→ Recorded data:
- - - - -

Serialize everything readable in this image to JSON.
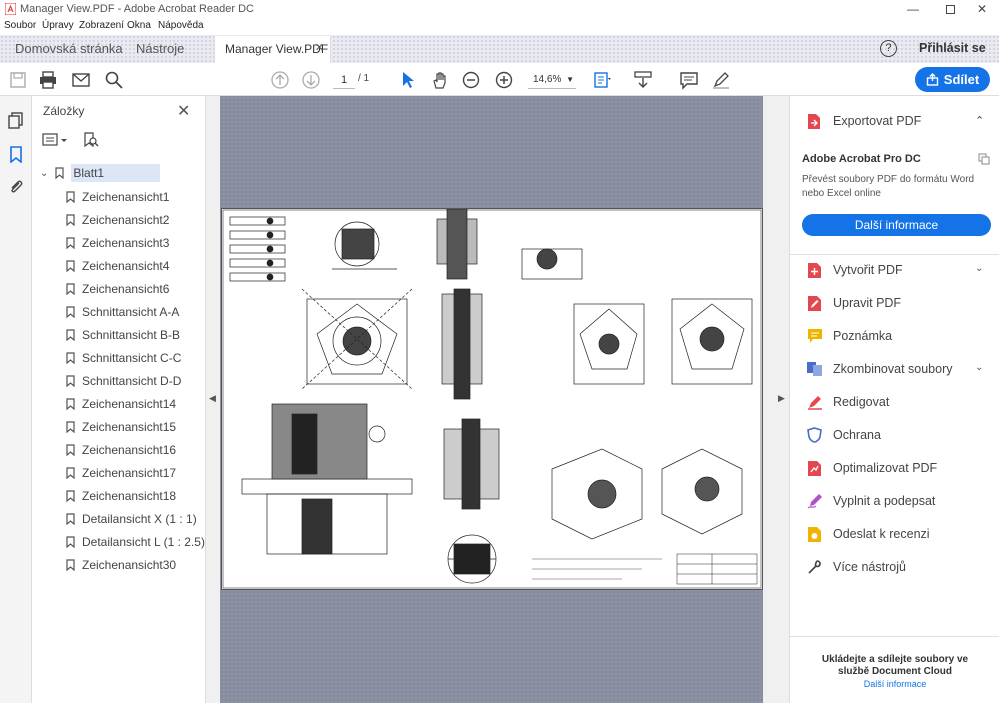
{
  "window": {
    "title": "Manager View.PDF - Adobe Acrobat Reader DC"
  },
  "menu": [
    "Soubor",
    "Úpravy",
    "Zobrazení",
    "Okna",
    "Nápověda"
  ],
  "tabs": {
    "home": "Domovská stránka",
    "tools": "Nástroje",
    "document": "Manager View.PDF",
    "signin": "Přihlásit se",
    "help": "?"
  },
  "toolbar": {
    "page_current": "1",
    "page_total": "/ 1",
    "zoom": "14,6%",
    "share": "Sdílet"
  },
  "bookmarks": {
    "header": "Záložky",
    "root": "Blatt1",
    "items": [
      "Zeichenansicht1",
      "Zeichenansicht2",
      "Zeichenansicht3",
      "Zeichenansicht4",
      "Zeichenansicht6",
      "Schnittansicht A-A",
      "Schnittansicht B-B",
      "Schnittansicht C-C",
      "Schnittansicht D-D",
      "Zeichenansicht14",
      "Zeichenansicht15",
      "Zeichenansicht16",
      "Zeichenansicht17",
      "Zeichenansicht18",
      "Detailansicht X (1 : 1)",
      "Detailansicht L (1 : 2.5)",
      "Zeichenansicht30"
    ]
  },
  "right_panel": {
    "export": "Exportovat PDF",
    "product": "Adobe Acrobat Pro DC",
    "description": "Převést soubory PDF do formátu Word nebo Excel online",
    "more_button": "Další informace",
    "tools": [
      {
        "label": "Vytvořit PDF",
        "icon": "create-pdf-icon",
        "color": "#e34850"
      },
      {
        "label": "Upravit PDF",
        "icon": "edit-pdf-icon",
        "color": "#e34850"
      },
      {
        "label": "Poznámka",
        "icon": "comment-icon",
        "color": "#f0b400"
      },
      {
        "label": "Zkombinovat soubory",
        "icon": "combine-files-icon",
        "color": "#4b6cc8"
      },
      {
        "label": "Redigovat",
        "icon": "redact-icon",
        "color": "#e34850"
      },
      {
        "label": "Ochrana",
        "icon": "shield-icon",
        "color": "#4b6cc8"
      },
      {
        "label": "Optimalizovat PDF",
        "icon": "optimize-pdf-icon",
        "color": "#e34850"
      },
      {
        "label": "Vyplnit a podepsat",
        "icon": "fill-sign-icon",
        "color": "#b052c8"
      },
      {
        "label": "Odeslat k recenzi",
        "icon": "send-review-icon",
        "color": "#f0b400"
      },
      {
        "label": "Více nástrojů",
        "icon": "more-tools-icon",
        "color": "#444444"
      }
    ],
    "footer": "Ukládejte a sdílejte soubory ve službě Document Cloud",
    "footer_link": "Další informace"
  },
  "colors": {
    "accent": "#1473e6",
    "doc_bg": "#888c9f"
  }
}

- - - - -

→ JOB: Repeat the listing in full and exactly. Do not include any images.

→ TASK ANSWER:
Serialize everything readable in this image to JSON.
{
  "window": {
    "title": "Manager View.PDF - Adobe Acrobat Reader DC"
  },
  "menu": [
    "Soubor",
    "Úpravy",
    "Zobrazení",
    "Okna",
    "Nápověda"
  ],
  "tabs": {
    "home": "Domovská stránka",
    "tools": "Nástroje",
    "document": "Manager View.PDF",
    "signin": "Přihlásit se",
    "help": "?"
  },
  "toolbar": {
    "page_current": "1",
    "page_total": "/ 1",
    "zoom": "14,6%",
    "share": "Sdílet"
  },
  "bookmarks": {
    "header": "Záložky",
    "root": "Blatt1",
    "items": [
      "Zeichenansicht1",
      "Zeichenansicht2",
      "Zeichenansicht3",
      "Zeichenansicht4",
      "Zeichenansicht6",
      "Schnittansicht A-A",
      "Schnittansicht B-B",
      "Schnittansicht C-C",
      "Schnittansicht D-D",
      "Zeichenansicht14",
      "Zeichenansicht15",
      "Zeichenansicht16",
      "Zeichenansicht17",
      "Zeichenansicht18",
      "Detailansicht X (1 : 1)",
      "Detailansicht L (1 : 2.5)",
      "Zeichenansicht30"
    ]
  },
  "right_panel": {
    "export": "Exportovat PDF",
    "product": "Adobe Acrobat Pro DC",
    "description": "Převést soubory PDF do formátu Word nebo Excel online",
    "more_button": "Další informace",
    "tools": [
      {
        "label": "Vytvořit PDF",
        "icon": "create-pdf-icon",
        "color": "#e34850"
      },
      {
        "label": "Upravit PDF",
        "icon": "edit-pdf-icon",
        "color": "#e34850"
      },
      {
        "label": "Poznámka",
        "icon": "comment-icon",
        "color": "#f0b400"
      },
      {
        "label": "Zkombinovat soubory",
        "icon": "combine-files-icon",
        "color": "#4b6cc8"
      },
      {
        "label": "Redigovat",
        "icon": "redact-icon",
        "color": "#e34850"
      },
      {
        "label": "Ochrana",
        "icon": "shield-icon",
        "color": "#4b6cc8"
      },
      {
        "label": "Optimalizovat PDF",
        "icon": "optimize-pdf-icon",
        "color": "#e34850"
      },
      {
        "label": "Vyplnit a podepsat",
        "icon": "fill-sign-icon",
        "color": "#b052c8"
      },
      {
        "label": "Odeslat k recenzi",
        "icon": "send-review-icon",
        "color": "#f0b400"
      },
      {
        "label": "Více nástrojů",
        "icon": "more-tools-icon",
        "color": "#444444"
      }
    ],
    "footer": "Ukládejte a sdílejte soubory ve službě Document Cloud",
    "footer_link": "Další informace"
  },
  "colors": {
    "accent": "#1473e6",
    "doc_bg": "#888c9f"
  }
}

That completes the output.